--- Begin ---

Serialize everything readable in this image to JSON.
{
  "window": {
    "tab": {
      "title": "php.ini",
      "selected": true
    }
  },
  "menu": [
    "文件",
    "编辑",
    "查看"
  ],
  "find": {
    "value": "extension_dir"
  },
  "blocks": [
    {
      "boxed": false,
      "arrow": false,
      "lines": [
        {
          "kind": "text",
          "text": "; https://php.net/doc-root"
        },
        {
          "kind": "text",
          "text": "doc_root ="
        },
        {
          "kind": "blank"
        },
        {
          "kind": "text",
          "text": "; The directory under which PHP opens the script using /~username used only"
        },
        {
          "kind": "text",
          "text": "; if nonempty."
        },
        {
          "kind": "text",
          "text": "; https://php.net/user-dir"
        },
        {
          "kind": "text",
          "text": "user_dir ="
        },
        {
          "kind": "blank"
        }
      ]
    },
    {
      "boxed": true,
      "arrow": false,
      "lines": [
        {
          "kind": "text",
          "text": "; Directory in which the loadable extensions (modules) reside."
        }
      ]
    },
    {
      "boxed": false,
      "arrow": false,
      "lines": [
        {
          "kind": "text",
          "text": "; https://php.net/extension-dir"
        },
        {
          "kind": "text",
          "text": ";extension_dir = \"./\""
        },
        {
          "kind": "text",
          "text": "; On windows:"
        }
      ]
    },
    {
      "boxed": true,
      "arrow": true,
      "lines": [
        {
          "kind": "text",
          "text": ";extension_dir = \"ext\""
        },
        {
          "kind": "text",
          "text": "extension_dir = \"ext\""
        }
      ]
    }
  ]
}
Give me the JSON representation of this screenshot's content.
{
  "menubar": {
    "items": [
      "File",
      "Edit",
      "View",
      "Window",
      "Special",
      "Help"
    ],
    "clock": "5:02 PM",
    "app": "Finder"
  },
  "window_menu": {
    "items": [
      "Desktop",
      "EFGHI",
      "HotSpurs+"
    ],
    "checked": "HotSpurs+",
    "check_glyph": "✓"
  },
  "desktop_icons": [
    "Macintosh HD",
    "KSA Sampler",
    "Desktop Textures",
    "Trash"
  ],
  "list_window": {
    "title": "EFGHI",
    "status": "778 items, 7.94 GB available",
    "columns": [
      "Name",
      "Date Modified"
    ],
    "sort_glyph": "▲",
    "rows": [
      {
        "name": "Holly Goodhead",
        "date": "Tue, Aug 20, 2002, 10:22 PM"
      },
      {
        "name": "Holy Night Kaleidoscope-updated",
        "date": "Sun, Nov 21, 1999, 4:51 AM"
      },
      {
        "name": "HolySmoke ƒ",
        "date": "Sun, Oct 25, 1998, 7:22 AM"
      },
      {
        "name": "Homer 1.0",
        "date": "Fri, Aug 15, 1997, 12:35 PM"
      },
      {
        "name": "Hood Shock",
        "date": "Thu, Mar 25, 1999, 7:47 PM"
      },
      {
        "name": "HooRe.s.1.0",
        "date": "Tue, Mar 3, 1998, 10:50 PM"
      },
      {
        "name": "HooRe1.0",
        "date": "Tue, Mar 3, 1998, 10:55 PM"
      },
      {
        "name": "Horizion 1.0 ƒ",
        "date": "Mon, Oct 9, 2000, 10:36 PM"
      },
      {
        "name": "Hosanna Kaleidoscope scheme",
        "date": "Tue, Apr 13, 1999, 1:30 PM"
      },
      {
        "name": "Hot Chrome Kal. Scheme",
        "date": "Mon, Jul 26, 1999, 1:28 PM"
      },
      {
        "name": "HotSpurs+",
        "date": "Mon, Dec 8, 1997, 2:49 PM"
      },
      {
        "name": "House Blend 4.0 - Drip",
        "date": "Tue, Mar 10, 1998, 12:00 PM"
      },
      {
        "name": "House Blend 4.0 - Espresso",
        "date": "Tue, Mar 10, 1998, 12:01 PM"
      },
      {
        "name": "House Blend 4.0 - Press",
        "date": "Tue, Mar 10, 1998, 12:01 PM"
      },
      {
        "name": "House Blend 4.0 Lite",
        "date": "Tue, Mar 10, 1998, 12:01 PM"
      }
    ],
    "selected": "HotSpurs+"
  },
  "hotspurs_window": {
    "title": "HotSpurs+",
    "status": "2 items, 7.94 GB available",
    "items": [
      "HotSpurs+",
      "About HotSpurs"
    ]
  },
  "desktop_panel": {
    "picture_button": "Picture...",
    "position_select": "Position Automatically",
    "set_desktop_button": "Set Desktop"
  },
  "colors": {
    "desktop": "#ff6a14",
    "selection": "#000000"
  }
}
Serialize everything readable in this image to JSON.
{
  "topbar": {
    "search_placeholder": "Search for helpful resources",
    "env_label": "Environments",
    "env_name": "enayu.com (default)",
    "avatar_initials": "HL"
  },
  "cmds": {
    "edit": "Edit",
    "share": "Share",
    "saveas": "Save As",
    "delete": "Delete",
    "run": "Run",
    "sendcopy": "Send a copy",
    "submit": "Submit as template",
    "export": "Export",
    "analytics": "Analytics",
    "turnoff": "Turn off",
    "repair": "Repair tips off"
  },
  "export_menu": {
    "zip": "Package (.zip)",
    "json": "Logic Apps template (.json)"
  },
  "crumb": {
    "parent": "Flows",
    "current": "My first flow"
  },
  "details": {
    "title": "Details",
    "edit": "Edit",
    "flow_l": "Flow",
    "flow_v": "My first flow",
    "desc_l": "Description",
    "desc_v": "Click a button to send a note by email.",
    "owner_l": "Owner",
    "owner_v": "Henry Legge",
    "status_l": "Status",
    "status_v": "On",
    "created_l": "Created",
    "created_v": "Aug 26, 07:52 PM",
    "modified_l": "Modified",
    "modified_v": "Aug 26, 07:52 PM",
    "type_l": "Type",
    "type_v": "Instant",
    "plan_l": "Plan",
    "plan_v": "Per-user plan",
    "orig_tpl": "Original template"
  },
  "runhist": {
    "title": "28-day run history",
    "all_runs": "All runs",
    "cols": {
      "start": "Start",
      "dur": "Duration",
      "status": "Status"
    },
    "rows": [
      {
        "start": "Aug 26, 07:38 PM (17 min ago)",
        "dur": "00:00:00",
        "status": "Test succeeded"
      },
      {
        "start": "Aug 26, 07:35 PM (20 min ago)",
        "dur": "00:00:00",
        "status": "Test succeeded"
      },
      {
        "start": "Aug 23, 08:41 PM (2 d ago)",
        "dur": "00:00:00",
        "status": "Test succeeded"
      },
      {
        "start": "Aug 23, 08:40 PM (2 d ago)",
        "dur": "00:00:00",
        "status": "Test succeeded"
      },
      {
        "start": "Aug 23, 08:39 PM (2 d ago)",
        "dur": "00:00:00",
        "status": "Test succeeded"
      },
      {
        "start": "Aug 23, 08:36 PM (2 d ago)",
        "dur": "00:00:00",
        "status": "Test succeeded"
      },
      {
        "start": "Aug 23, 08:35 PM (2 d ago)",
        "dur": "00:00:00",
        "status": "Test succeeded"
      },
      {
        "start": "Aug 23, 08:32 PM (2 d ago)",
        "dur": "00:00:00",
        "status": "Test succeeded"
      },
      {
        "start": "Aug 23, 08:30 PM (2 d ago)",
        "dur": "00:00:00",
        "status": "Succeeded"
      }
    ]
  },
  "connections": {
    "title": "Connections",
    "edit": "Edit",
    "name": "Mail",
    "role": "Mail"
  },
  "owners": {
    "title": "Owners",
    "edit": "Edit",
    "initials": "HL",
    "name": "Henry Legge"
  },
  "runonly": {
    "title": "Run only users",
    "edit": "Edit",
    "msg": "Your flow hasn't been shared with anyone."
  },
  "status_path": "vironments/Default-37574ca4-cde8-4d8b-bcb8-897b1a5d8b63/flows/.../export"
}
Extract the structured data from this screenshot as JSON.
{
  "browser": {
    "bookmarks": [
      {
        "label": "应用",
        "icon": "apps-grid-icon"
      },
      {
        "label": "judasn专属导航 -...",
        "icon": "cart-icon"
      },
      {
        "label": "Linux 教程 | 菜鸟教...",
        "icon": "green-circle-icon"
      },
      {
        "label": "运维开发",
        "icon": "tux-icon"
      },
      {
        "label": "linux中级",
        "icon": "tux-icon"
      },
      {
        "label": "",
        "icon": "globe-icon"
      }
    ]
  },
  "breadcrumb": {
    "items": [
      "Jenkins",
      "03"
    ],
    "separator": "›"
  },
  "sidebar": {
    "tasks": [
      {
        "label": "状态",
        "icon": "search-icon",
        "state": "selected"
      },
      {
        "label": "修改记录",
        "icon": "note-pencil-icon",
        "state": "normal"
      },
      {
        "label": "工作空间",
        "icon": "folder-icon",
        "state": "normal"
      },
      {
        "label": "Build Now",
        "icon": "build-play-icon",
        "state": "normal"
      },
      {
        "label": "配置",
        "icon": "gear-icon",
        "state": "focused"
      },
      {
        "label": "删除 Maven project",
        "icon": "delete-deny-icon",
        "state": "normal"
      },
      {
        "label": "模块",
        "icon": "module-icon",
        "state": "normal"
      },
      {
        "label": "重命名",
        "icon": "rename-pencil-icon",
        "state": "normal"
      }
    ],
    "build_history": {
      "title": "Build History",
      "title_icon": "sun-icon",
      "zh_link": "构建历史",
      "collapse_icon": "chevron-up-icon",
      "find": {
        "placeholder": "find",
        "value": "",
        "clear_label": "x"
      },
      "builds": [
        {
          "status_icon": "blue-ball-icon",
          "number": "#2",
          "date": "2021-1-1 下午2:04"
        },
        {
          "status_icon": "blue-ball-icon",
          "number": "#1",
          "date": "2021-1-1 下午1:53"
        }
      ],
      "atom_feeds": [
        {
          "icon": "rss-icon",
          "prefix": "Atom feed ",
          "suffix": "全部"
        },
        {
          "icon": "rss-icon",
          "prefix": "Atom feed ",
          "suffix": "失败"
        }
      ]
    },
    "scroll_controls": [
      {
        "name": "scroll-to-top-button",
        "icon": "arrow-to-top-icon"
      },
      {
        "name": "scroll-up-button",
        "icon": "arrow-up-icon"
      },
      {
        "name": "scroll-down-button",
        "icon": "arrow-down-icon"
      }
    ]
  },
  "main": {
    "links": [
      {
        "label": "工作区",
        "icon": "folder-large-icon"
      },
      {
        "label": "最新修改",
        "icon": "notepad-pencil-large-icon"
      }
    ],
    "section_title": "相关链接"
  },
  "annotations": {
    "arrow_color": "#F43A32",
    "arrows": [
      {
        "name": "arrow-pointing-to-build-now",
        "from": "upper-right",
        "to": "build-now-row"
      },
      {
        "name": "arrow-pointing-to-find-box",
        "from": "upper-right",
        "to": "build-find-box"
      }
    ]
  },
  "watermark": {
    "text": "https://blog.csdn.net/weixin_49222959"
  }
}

--- End ---

* Task brief:
Each line that holds the word "pencil" should be extracted from the records.

* Task response:
        "icon": "note-pencil-icon",
        "icon": "rename-pencil-icon",
        "icon": "notepad-pencil-large-icon"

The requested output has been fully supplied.